> [Records about charts and figures]
<<<<
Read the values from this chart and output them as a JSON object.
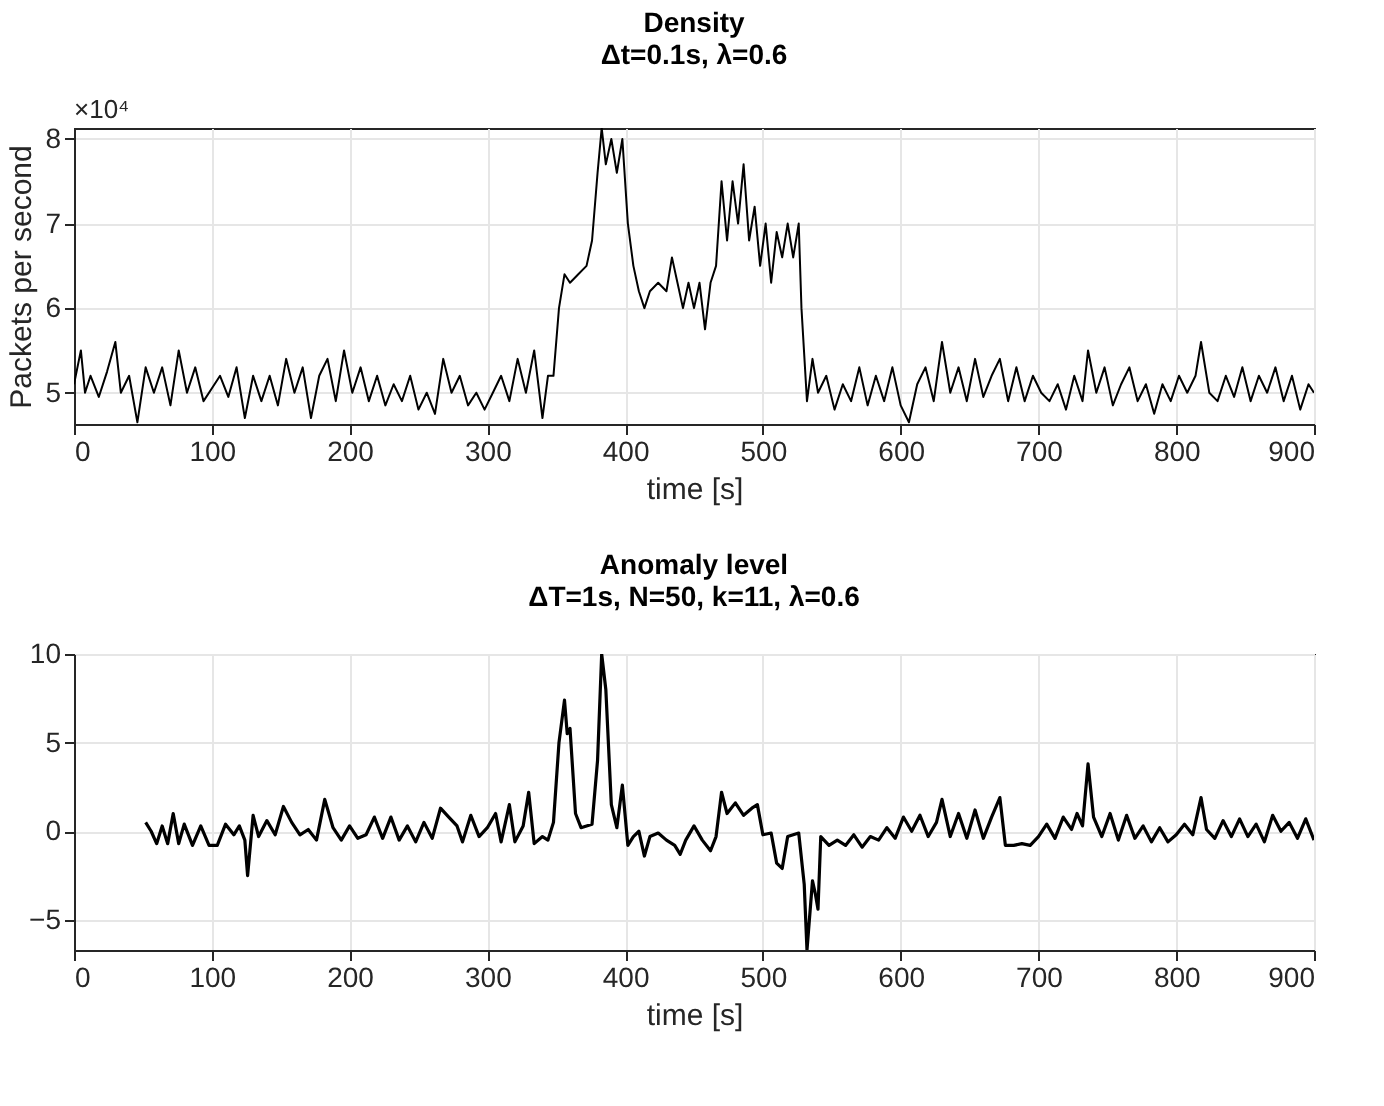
{
  "chart_data": [
    {
      "type": "line",
      "title": "Density",
      "subtitle": "Δt=0.1s, λ=0.6",
      "xlabel": "time [s]",
      "ylabel": "Packets per second",
      "annotations": [
        "×10⁴"
      ],
      "xlim": [
        0,
        900
      ],
      "xticks": [
        0,
        100,
        200,
        300,
        400,
        500,
        600,
        700,
        800,
        900
      ],
      "ylim": [
        4.63,
        8.13
      ],
      "yticks": [
        5,
        6,
        7,
        8
      ],
      "grid": true,
      "line_style": "solid",
      "series": [
        {
          "color": "#000000",
          "x": [
            0,
            5,
            8,
            12,
            18,
            24,
            30,
            34,
            40,
            46,
            52,
            58,
            64,
            70,
            76,
            82,
            88,
            94,
            100,
            106,
            112,
            118,
            124,
            130,
            136,
            142,
            148,
            154,
            160,
            166,
            172,
            178,
            184,
            190,
            196,
            202,
            208,
            214,
            220,
            226,
            232,
            238,
            244,
            250,
            256,
            262,
            268,
            274,
            280,
            286,
            292,
            298,
            304,
            310,
            316,
            322,
            328,
            334,
            340,
            344,
            348,
            352,
            356,
            360,
            366,
            372,
            376,
            380,
            383,
            386,
            390,
            394,
            398,
            402,
            406,
            410,
            414,
            418,
            424,
            430,
            434,
            438,
            442,
            446,
            450,
            454,
            458,
            462,
            466,
            470,
            474,
            478,
            482,
            486,
            490,
            494,
            498,
            502,
            506,
            510,
            514,
            518,
            522,
            526,
            528,
            532,
            536,
            540,
            546,
            552,
            558,
            564,
            570,
            576,
            582,
            588,
            594,
            600,
            606,
            612,
            618,
            624,
            630,
            636,
            642,
            648,
            654,
            660,
            666,
            672,
            678,
            684,
            690,
            696,
            702,
            708,
            714,
            720,
            726,
            732,
            736,
            742,
            748,
            754,
            760,
            766,
            772,
            778,
            784,
            790,
            796,
            802,
            808,
            814,
            818,
            824,
            830,
            836,
            842,
            848,
            854,
            860,
            866,
            872,
            878,
            884,
            890,
            896,
            900
          ],
          "values": [
            5.1,
            5.5,
            5.0,
            5.2,
            4.95,
            5.25,
            5.6,
            5.0,
            5.2,
            4.65,
            5.3,
            5.0,
            5.3,
            4.85,
            5.5,
            5.0,
            5.3,
            4.9,
            5.05,
            5.2,
            4.95,
            5.3,
            4.7,
            5.2,
            4.9,
            5.2,
            4.85,
            5.4,
            5.0,
            5.3,
            4.7,
            5.2,
            5.4,
            4.9,
            5.5,
            5.0,
            5.3,
            4.9,
            5.2,
            4.85,
            5.1,
            4.9,
            5.2,
            4.8,
            5.0,
            4.75,
            5.4,
            5.0,
            5.2,
            4.85,
            5.0,
            4.8,
            5.0,
            5.2,
            4.9,
            5.4,
            5.0,
            5.5,
            4.7,
            5.2,
            5.2,
            6.0,
            6.4,
            6.3,
            6.4,
            6.5,
            6.8,
            7.6,
            8.13,
            7.7,
            8.0,
            7.6,
            8.0,
            7.0,
            6.5,
            6.2,
            6.0,
            6.2,
            6.3,
            6.2,
            6.6,
            6.3,
            6.0,
            6.3,
            6.0,
            6.3,
            5.75,
            6.3,
            6.5,
            7.5,
            6.8,
            7.5,
            7.0,
            7.7,
            6.8,
            7.2,
            6.5,
            7.0,
            6.3,
            6.9,
            6.6,
            7.0,
            6.6,
            7.0,
            6.0,
            4.9,
            5.4,
            5.0,
            5.2,
            4.8,
            5.1,
            4.9,
            5.3,
            4.85,
            5.2,
            4.9,
            5.3,
            4.85,
            4.65,
            5.1,
            5.3,
            4.9,
            5.6,
            5.0,
            5.3,
            4.9,
            5.4,
            4.95,
            5.2,
            5.4,
            4.9,
            5.3,
            4.9,
            5.2,
            5.0,
            4.9,
            5.1,
            4.8,
            5.2,
            4.9,
            5.5,
            5.0,
            5.3,
            4.85,
            5.1,
            5.3,
            4.9,
            5.1,
            4.75,
            5.1,
            4.9,
            5.2,
            5.0,
            5.2,
            5.6,
            5.0,
            4.9,
            5.2,
            4.95,
            5.3,
            4.9,
            5.2,
            5.0,
            5.3,
            4.9,
            5.2,
            4.8,
            5.1,
            5.0
          ]
        }
      ]
    },
    {
      "type": "line",
      "title": "Anomaly level",
      "subtitle": "ΔT=1s, N=50, k=11,  λ=0.6",
      "xlabel": "time [s]",
      "xlim": [
        0,
        900
      ],
      "xticks": [
        0,
        100,
        200,
        300,
        400,
        500,
        600,
        700,
        800,
        900
      ],
      "ylim": [
        -6.7,
        10
      ],
      "yticks": [
        -5,
        0,
        5,
        10
      ],
      "grid": true,
      "line_style": "solid",
      "series": [
        {
          "color": "#000000",
          "x": [
            52,
            56,
            60,
            64,
            68,
            72,
            76,
            80,
            86,
            92,
            98,
            104,
            110,
            116,
            120,
            124,
            126,
            130,
            134,
            140,
            146,
            152,
            158,
            164,
            170,
            176,
            182,
            188,
            194,
            200,
            206,
            212,
            218,
            224,
            230,
            236,
            242,
            248,
            254,
            260,
            266,
            272,
            278,
            282,
            288,
            294,
            300,
            306,
            310,
            316,
            320,
            326,
            330,
            334,
            340,
            344,
            348,
            352,
            356,
            358,
            360,
            364,
            368,
            372,
            376,
            380,
            383,
            386,
            390,
            394,
            398,
            402,
            406,
            410,
            414,
            418,
            424,
            430,
            436,
            440,
            444,
            450,
            456,
            462,
            466,
            470,
            474,
            480,
            486,
            492,
            496,
            500,
            506,
            510,
            514,
            518,
            522,
            526,
            530,
            532,
            536,
            538,
            540,
            542,
            548,
            554,
            560,
            566,
            572,
            578,
            584,
            590,
            596,
            602,
            608,
            614,
            620,
            626,
            630,
            636,
            642,
            648,
            654,
            660,
            666,
            672,
            676,
            682,
            688,
            694,
            700,
            706,
            712,
            718,
            724,
            728,
            732,
            736,
            740,
            746,
            752,
            758,
            764,
            770,
            776,
            782,
            788,
            794,
            800,
            806,
            812,
            818,
            822,
            828,
            834,
            840,
            846,
            852,
            858,
            864,
            870,
            876,
            882,
            888,
            894,
            900
          ],
          "values": [
            0.5,
            0.0,
            -0.7,
            0.3,
            -0.7,
            1.0,
            -0.7,
            0.4,
            -0.8,
            0.3,
            -0.8,
            -0.8,
            0.4,
            -0.2,
            0.3,
            -0.5,
            -2.5,
            0.9,
            -0.3,
            0.6,
            -0.2,
            1.4,
            0.5,
            -0.2,
            0.1,
            -0.5,
            1.8,
            0.2,
            -0.5,
            0.3,
            -0.4,
            -0.2,
            0.8,
            -0.4,
            0.8,
            -0.5,
            0.3,
            -0.6,
            0.5,
            -0.4,
            1.3,
            0.8,
            0.3,
            -0.6,
            0.9,
            -0.3,
            0.2,
            1.0,
            -0.6,
            1.5,
            -0.6,
            0.3,
            2.2,
            -0.7,
            -0.3,
            -0.5,
            0.5,
            5.0,
            7.4,
            5.5,
            5.8,
            1.0,
            0.2,
            0.3,
            0.4,
            4.0,
            10.0,
            8.0,
            1.5,
            0.2,
            2.6,
            -0.8,
            -0.3,
            0.0,
            -1.4,
            -0.3,
            -0.1,
            -0.5,
            -0.8,
            -1.3,
            -0.5,
            0.3,
            -0.5,
            -1.1,
            -0.3,
            2.2,
            1.0,
            1.6,
            0.9,
            1.3,
            1.5,
            -0.2,
            -0.1,
            -1.8,
            -2.1,
            -0.3,
            -0.2,
            -0.1,
            -3.0,
            -6.7,
            -2.8,
            -3.5,
            -4.4,
            -0.3,
            -0.8,
            -0.5,
            -0.8,
            -0.2,
            -0.9,
            -0.3,
            -0.5,
            0.2,
            -0.4,
            0.8,
            0.0,
            0.9,
            -0.3,
            0.5,
            1.8,
            -0.3,
            1.0,
            -0.4,
            1.2,
            -0.4,
            0.8,
            1.9,
            -0.8,
            -0.8,
            -0.7,
            -0.8,
            -0.3,
            0.4,
            -0.4,
            0.8,
            0.1,
            1.0,
            0.3,
            3.8,
            0.8,
            -0.3,
            1.0,
            -0.5,
            0.9,
            -0.4,
            0.3,
            -0.6,
            0.2,
            -0.6,
            -0.2,
            0.4,
            -0.2,
            1.9,
            0.1,
            -0.4,
            0.6,
            -0.3,
            0.7,
            -0.3,
            0.4,
            -0.6,
            0.9,
            0.0,
            0.5,
            -0.4,
            0.7,
            -0.5
          ]
        }
      ]
    }
  ]
}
>>>>
Lines containing the word "subtitle" are to be counted in the listing; state their number alone.

2